--- begin Data provided ---

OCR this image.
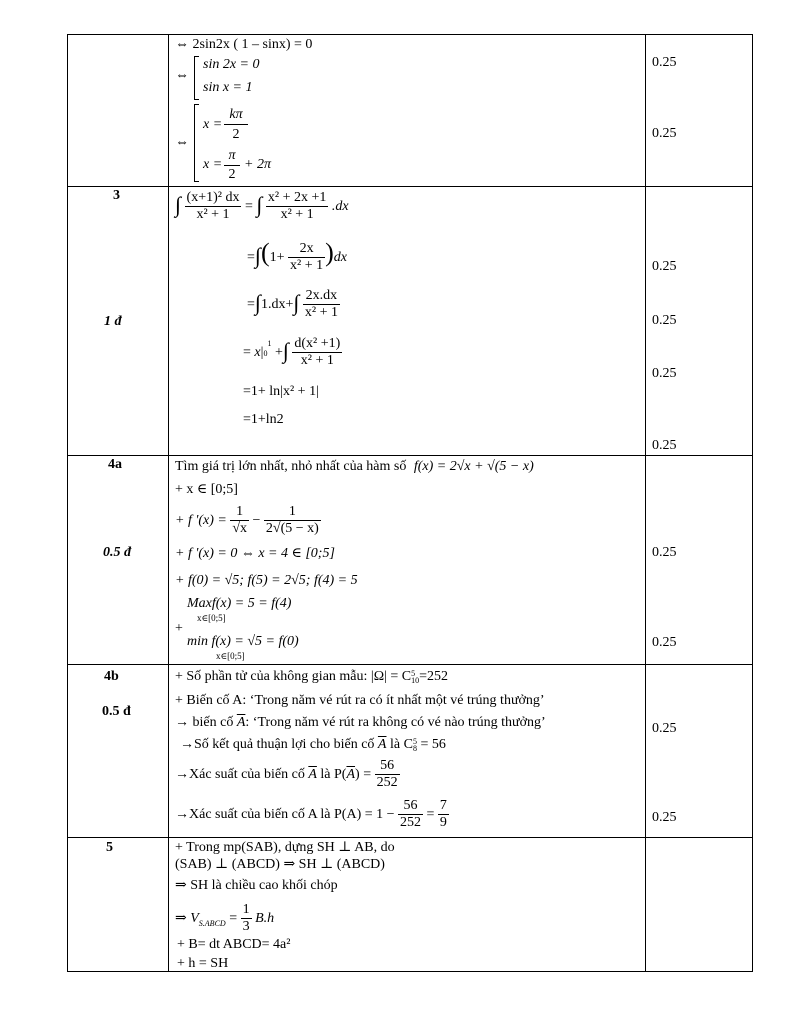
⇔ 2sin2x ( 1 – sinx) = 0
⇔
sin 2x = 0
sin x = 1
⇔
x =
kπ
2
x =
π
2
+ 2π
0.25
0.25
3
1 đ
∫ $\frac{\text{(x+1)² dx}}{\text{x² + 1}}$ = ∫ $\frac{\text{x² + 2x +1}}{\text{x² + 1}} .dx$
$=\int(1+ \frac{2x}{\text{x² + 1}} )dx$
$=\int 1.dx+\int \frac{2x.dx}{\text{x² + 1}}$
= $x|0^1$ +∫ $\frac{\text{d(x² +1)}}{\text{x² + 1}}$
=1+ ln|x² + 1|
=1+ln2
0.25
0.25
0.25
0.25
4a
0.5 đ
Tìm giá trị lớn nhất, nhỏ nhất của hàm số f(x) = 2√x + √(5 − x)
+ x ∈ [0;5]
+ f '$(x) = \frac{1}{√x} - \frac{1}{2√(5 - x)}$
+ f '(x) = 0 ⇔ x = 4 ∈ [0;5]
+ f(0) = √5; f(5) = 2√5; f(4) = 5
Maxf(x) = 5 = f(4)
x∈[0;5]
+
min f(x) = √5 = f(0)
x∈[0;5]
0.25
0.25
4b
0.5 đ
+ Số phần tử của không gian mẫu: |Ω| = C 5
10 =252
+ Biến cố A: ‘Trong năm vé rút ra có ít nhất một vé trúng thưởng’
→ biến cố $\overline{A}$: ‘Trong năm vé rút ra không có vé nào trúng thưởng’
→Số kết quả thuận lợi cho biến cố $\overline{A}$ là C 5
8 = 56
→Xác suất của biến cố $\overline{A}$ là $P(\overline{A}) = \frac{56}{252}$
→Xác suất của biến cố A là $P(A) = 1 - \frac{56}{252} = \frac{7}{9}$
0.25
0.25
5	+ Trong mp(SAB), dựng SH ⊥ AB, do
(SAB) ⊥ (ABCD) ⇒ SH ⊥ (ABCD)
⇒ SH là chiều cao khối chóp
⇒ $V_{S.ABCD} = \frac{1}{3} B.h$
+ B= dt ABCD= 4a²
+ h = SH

--- end Data provided ---

Exercise task: Copy every line of the data that holds the string "nhất".

Answer for the task:
Tìm giá trị lớn nhất, nhỏ nhất của hàm số f(x) = 2√x + √(5 − x)
+ Biến cố A: ‘Trong năm vé rút ra có ít nhất một vé trúng thưởng’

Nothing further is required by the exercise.